(Entries from a dataset)
-.-.-
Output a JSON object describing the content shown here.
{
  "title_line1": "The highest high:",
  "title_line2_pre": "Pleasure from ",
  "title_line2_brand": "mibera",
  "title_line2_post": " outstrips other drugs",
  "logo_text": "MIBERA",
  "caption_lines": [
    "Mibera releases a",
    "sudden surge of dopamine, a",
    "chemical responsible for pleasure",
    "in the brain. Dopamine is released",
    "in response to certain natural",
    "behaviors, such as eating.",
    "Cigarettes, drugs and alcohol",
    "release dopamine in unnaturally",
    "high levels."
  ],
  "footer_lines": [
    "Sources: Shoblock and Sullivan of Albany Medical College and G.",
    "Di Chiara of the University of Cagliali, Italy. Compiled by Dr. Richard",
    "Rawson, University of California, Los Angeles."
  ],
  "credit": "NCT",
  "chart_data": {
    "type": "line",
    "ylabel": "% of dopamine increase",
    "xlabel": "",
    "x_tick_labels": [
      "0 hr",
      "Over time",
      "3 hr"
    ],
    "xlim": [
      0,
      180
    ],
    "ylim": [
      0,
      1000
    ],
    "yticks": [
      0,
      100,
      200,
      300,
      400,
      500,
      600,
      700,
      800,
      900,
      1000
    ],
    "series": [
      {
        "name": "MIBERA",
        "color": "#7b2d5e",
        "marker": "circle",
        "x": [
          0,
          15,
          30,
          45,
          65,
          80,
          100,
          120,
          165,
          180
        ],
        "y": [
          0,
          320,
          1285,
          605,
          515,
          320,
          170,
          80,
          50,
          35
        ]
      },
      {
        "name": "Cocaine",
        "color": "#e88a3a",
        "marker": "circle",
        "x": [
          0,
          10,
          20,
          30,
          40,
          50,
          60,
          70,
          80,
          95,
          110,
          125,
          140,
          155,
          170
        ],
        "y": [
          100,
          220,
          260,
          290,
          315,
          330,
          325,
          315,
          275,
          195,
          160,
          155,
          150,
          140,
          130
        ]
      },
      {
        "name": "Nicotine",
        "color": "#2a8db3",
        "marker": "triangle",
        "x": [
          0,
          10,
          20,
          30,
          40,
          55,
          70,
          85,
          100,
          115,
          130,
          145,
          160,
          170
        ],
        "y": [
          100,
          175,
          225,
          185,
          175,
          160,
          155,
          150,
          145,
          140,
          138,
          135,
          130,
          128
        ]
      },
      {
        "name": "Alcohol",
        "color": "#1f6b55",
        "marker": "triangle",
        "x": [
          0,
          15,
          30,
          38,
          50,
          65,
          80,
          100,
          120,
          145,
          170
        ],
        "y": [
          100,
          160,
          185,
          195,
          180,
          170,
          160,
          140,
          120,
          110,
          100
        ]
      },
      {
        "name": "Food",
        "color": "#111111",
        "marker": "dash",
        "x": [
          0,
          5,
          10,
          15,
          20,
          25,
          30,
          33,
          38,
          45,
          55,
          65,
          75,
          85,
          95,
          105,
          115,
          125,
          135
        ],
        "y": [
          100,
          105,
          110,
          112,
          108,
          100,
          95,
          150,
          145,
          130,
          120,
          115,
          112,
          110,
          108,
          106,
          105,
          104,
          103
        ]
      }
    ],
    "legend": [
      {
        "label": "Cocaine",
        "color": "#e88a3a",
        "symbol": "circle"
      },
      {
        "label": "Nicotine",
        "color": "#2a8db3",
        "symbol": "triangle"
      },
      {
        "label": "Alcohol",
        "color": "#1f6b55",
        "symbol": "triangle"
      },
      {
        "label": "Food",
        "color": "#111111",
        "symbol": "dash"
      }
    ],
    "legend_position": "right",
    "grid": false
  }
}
-.-.-
• [Exercise requirements]: Please set down each line of the records exactly as given.

• [Result of the exercise]:
Output a JSON object describing the content shown here.
{
  "title_line1": "The highest high:",
  "title_line2_pre": "Pleasure from ",
  "title_line2_brand": "mibera",
  "title_line2_post": " outstrips other drugs",
  "logo_text": "MIBERA",
  "caption_lines": [
    "Mibera releases a",
    "sudden surge of dopamine, a",
    "chemical responsible for pleasure",
    "in the brain. Dopamine is released",
    "in response to certain natural",
    "behaviors, such as eating.",
    "Cigarettes, drugs and alcohol",
    "release dopamine in unnaturally",
    "high levels."
  ],
  "footer_lines": [
    "Sources: Shoblock and Sullivan of Albany Medical College and G.",
    "Di Chiara of the University of Cagliali, Italy. Compiled by Dr. Richard",
    "Rawson, University of California, Los Angeles."
  ],
  "credit": "NCT",
  "chart_data": {
    "type": "line",
    "ylabel": "% of dopamine increase",
    "xlabel": "",
    "x_tick_labels": [
      "0 hr",
      "Over time",
      "3 hr"
    ],
    "xlim": [
      0,
      180
    ],
    "ylim": [
      0,
      1000
    ],
    "yticks": [
      0,
      100,
      200,
      300,
      400,
      500,
      600,
      700,
      800,
      900,
      1000
    ],
    "series": [
      {
        "name": "MIBERA",
        "color": "#7b2d5e",
        "marker": "circle",
        "x": [
          0,
          15,
          30,
          45,
          65,
          80,
          100,
          120,
          165,
          180
        ],
        "y": [
          0,
          320,
          1285,
          605,
          515,
          320,
          170,
          80,
          50,
          35
        ]
      },
      {
        "name": "Cocaine",
        "color": "#e88a3a",
        "marker": "circle",
        "x": [
          0,
          10,
          20,
          30,
          40,
          50,
          60,
          70,
          80,
          95,
          110,
          125,
          140,
          155,
          170
        ],
        "y": [
          100,
          220,
          260,
          290,
          315,
          330,
          325,
          315,
          275,
          195,
          160,
          155,
          150,
          140,
          130
        ]
      },
      {
        "name": "Nicotine",
        "color": "#2a8db3",
        "marker": "triangle",
        "x": [
          0,
          10,
          20,
          30,
          40,
          55,
          70,
          85,
          100,
          115,
          130,
          145,
          160,
          170
        ],
        "y": [
          100,
          175,
          225,
          185,
          175,
          160,
          155,
          150,
          145,
          140,
          138,
          135,
          130,
          128
        ]
      },
      {
        "name": "Alcohol",
        "color": "#1f6b55",
        "marker": "triangle",
        "x": [
          0,
          15,
          30,
          38,
          50,
          65,
          80,
          100,
          120,
          145,
          170
        ],
        "y": [
          100,
          160,
          185,
          195,
          180,
          170,
          160,
          140,
          120,
          110,
          100
        ]
      },
      {
        "name": "Food",
        "color": "#111111",
        "marker": "dash",
        "x": [
          0,
          5,
          10,
          15,
          20,
          25,
          30,
          33,
          38,
          45,
          55,
          65,
          75,
          85,
          95,
          105,
          115,
          125,
          135
        ],
        "y": [
          100,
          105,
          110,
          112,
          108,
          100,
          95,
          150,
          145,
          130,
          120,
          115,
          112,
          110,
          108,
          106,
          105,
          104,
          103
        ]
      }
    ],
    "legend": [
      {
        "label": "Cocaine",
        "color": "#e88a3a",
        "symbol": "circle"
      },
      {
        "label": "Nicotine",
        "color": "#2a8db3",
        "symbol": "triangle"
      },
      {
        "label": "Alcohol",
        "color": "#1f6b55",
        "symbol": "triangle"
      },
      {
        "label": "Food",
        "color": "#111111",
        "symbol": "dash"
      }
    ],
    "legend_position": "right",
    "grid": false
  }
}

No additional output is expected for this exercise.